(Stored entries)
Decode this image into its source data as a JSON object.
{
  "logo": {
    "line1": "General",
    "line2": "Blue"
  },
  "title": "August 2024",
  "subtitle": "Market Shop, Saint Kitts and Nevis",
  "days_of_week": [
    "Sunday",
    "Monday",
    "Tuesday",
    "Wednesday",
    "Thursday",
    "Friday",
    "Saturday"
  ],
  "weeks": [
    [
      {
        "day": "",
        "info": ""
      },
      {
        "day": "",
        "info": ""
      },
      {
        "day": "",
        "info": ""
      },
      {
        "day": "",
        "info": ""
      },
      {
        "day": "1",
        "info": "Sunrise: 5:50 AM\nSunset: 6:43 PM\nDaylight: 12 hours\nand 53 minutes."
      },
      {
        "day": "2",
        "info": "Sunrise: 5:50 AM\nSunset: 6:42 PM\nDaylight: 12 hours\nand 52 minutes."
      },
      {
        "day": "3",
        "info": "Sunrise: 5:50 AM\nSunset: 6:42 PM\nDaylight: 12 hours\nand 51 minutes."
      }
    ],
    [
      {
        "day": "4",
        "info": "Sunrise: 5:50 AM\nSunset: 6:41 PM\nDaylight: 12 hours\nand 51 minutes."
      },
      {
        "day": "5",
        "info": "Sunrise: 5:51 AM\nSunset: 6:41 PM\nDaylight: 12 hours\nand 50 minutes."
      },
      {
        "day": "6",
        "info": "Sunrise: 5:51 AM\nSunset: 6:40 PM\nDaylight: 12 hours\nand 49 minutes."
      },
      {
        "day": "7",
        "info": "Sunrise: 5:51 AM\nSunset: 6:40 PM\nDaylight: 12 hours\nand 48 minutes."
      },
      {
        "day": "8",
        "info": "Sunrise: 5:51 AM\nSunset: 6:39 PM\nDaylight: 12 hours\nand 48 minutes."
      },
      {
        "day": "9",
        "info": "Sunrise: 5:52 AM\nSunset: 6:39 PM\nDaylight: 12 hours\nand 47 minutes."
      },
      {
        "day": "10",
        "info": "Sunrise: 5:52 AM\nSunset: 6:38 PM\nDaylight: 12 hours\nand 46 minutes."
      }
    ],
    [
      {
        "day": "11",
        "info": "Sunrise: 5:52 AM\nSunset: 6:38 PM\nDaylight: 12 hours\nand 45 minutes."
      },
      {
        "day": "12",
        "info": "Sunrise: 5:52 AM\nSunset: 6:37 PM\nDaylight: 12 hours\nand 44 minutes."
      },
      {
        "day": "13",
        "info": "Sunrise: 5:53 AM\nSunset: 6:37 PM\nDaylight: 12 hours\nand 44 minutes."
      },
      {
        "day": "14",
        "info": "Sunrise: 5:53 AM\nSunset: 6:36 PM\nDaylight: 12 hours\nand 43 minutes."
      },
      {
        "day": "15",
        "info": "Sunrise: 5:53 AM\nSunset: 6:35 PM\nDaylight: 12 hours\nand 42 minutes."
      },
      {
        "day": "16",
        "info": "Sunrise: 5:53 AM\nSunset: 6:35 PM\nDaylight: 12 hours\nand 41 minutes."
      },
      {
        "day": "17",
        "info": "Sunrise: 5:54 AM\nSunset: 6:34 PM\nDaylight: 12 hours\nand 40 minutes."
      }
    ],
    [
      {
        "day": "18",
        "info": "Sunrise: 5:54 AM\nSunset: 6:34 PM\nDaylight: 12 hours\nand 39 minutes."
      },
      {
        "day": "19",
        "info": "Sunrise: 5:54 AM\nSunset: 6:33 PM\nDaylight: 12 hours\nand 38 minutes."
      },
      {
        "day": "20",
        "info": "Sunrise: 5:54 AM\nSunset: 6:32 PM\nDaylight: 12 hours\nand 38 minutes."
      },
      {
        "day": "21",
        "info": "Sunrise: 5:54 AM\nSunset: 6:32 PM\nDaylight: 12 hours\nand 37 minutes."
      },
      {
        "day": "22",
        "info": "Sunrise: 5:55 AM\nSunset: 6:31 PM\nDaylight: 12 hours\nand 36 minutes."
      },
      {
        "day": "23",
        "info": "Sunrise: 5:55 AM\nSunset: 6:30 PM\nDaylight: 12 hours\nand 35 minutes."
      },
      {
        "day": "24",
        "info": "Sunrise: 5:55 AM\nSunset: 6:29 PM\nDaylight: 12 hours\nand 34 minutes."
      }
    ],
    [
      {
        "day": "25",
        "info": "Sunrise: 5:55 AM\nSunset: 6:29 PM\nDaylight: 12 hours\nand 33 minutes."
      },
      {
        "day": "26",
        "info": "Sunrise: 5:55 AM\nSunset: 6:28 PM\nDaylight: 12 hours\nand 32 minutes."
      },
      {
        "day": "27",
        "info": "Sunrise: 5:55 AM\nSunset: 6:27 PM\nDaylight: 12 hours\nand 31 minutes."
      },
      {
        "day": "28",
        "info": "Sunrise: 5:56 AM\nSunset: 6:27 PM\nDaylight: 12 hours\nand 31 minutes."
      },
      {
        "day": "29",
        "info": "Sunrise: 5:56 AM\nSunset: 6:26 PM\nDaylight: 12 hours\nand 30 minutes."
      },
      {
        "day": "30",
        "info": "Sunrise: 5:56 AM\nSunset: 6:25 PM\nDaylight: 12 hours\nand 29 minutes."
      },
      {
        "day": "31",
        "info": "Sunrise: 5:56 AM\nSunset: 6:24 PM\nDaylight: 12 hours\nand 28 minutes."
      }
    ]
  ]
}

### WHAT YOU NEED TO DO:
Set all of the entries down again, exactly as they were given.

### ANSWER BELOW:
Decode this image into its source data as a JSON object.
{
  "logo": {
    "line1": "General",
    "line2": "Blue"
  },
  "title": "August 2024",
  "subtitle": "Market Shop, Saint Kitts and Nevis",
  "days_of_week": [
    "Sunday",
    "Monday",
    "Tuesday",
    "Wednesday",
    "Thursday",
    "Friday",
    "Saturday"
  ],
  "weeks": [
    [
      {
        "day": "",
        "info": ""
      },
      {
        "day": "",
        "info": ""
      },
      {
        "day": "",
        "info": ""
      },
      {
        "day": "",
        "info": ""
      },
      {
        "day": "1",
        "info": "Sunrise: 5:50 AM\nSunset: 6:43 PM\nDaylight: 12 hours\nand 53 minutes."
      },
      {
        "day": "2",
        "info": "Sunrise: 5:50 AM\nSunset: 6:42 PM\nDaylight: 12 hours\nand 52 minutes."
      },
      {
        "day": "3",
        "info": "Sunrise: 5:50 AM\nSunset: 6:42 PM\nDaylight: 12 hours\nand 51 minutes."
      }
    ],
    [
      {
        "day": "4",
        "info": "Sunrise: 5:50 AM\nSunset: 6:41 PM\nDaylight: 12 hours\nand 51 minutes."
      },
      {
        "day": "5",
        "info": "Sunrise: 5:51 AM\nSunset: 6:41 PM\nDaylight: 12 hours\nand 50 minutes."
      },
      {
        "day": "6",
        "info": "Sunrise: 5:51 AM\nSunset: 6:40 PM\nDaylight: 12 hours\nand 49 minutes."
      },
      {
        "day": "7",
        "info": "Sunrise: 5:51 AM\nSunset: 6:40 PM\nDaylight: 12 hours\nand 48 minutes."
      },
      {
        "day": "8",
        "info": "Sunrise: 5:51 AM\nSunset: 6:39 PM\nDaylight: 12 hours\nand 48 minutes."
      },
      {
        "day": "9",
        "info": "Sunrise: 5:52 AM\nSunset: 6:39 PM\nDaylight: 12 hours\nand 47 minutes."
      },
      {
        "day": "10",
        "info": "Sunrise: 5:52 AM\nSunset: 6:38 PM\nDaylight: 12 hours\nand 46 minutes."
      }
    ],
    [
      {
        "day": "11",
        "info": "Sunrise: 5:52 AM\nSunset: 6:38 PM\nDaylight: 12 hours\nand 45 minutes."
      },
      {
        "day": "12",
        "info": "Sunrise: 5:52 AM\nSunset: 6:37 PM\nDaylight: 12 hours\nand 44 minutes."
      },
      {
        "day": "13",
        "info": "Sunrise: 5:53 AM\nSunset: 6:37 PM\nDaylight: 12 hours\nand 44 minutes."
      },
      {
        "day": "14",
        "info": "Sunrise: 5:53 AM\nSunset: 6:36 PM\nDaylight: 12 hours\nand 43 minutes."
      },
      {
        "day": "15",
        "info": "Sunrise: 5:53 AM\nSunset: 6:35 PM\nDaylight: 12 hours\nand 42 minutes."
      },
      {
        "day": "16",
        "info": "Sunrise: 5:53 AM\nSunset: 6:35 PM\nDaylight: 12 hours\nand 41 minutes."
      },
      {
        "day": "17",
        "info": "Sunrise: 5:54 AM\nSunset: 6:34 PM\nDaylight: 12 hours\nand 40 minutes."
      }
    ],
    [
      {
        "day": "18",
        "info": "Sunrise: 5:54 AM\nSunset: 6:34 PM\nDaylight: 12 hours\nand 39 minutes."
      },
      {
        "day": "19",
        "info": "Sunrise: 5:54 AM\nSunset: 6:33 PM\nDaylight: 12 hours\nand 38 minutes."
      },
      {
        "day": "20",
        "info": "Sunrise: 5:54 AM\nSunset: 6:32 PM\nDaylight: 12 hours\nand 38 minutes."
      },
      {
        "day": "21",
        "info": "Sunrise: 5:54 AM\nSunset: 6:32 PM\nDaylight: 12 hours\nand 37 minutes."
      },
      {
        "day": "22",
        "info": "Sunrise: 5:55 AM\nSunset: 6:31 PM\nDaylight: 12 hours\nand 36 minutes."
      },
      {
        "day": "23",
        "info": "Sunrise: 5:55 AM\nSunset: 6:30 PM\nDaylight: 12 hours\nand 35 minutes."
      },
      {
        "day": "24",
        "info": "Sunrise: 5:55 AM\nSunset: 6:29 PM\nDaylight: 12 hours\nand 34 minutes."
      }
    ],
    [
      {
        "day": "25",
        "info": "Sunrise: 5:55 AM\nSunset: 6:29 PM\nDaylight: 12 hours\nand 33 minutes."
      },
      {
        "day": "26",
        "info": "Sunrise: 5:55 AM\nSunset: 6:28 PM\nDaylight: 12 hours\nand 32 minutes."
      },
      {
        "day": "27",
        "info": "Sunrise: 5:55 AM\nSunset: 6:27 PM\nDaylight: 12 hours\nand 31 minutes."
      },
      {
        "day": "28",
        "info": "Sunrise: 5:56 AM\nSunset: 6:27 PM\nDaylight: 12 hours\nand 31 minutes."
      },
      {
        "day": "29",
        "info": "Sunrise: 5:56 AM\nSunset: 6:26 PM\nDaylight: 12 hours\nand 30 minutes."
      },
      {
        "day": "30",
        "info": "Sunrise: 5:56 AM\nSunset: 6:25 PM\nDaylight: 12 hours\nand 29 minutes."
      },
      {
        "day": "31",
        "info": "Sunrise: 5:56 AM\nSunset: 6:24 PM\nDaylight: 12 hours\nand 28 minutes."
      }
    ]
  ]
}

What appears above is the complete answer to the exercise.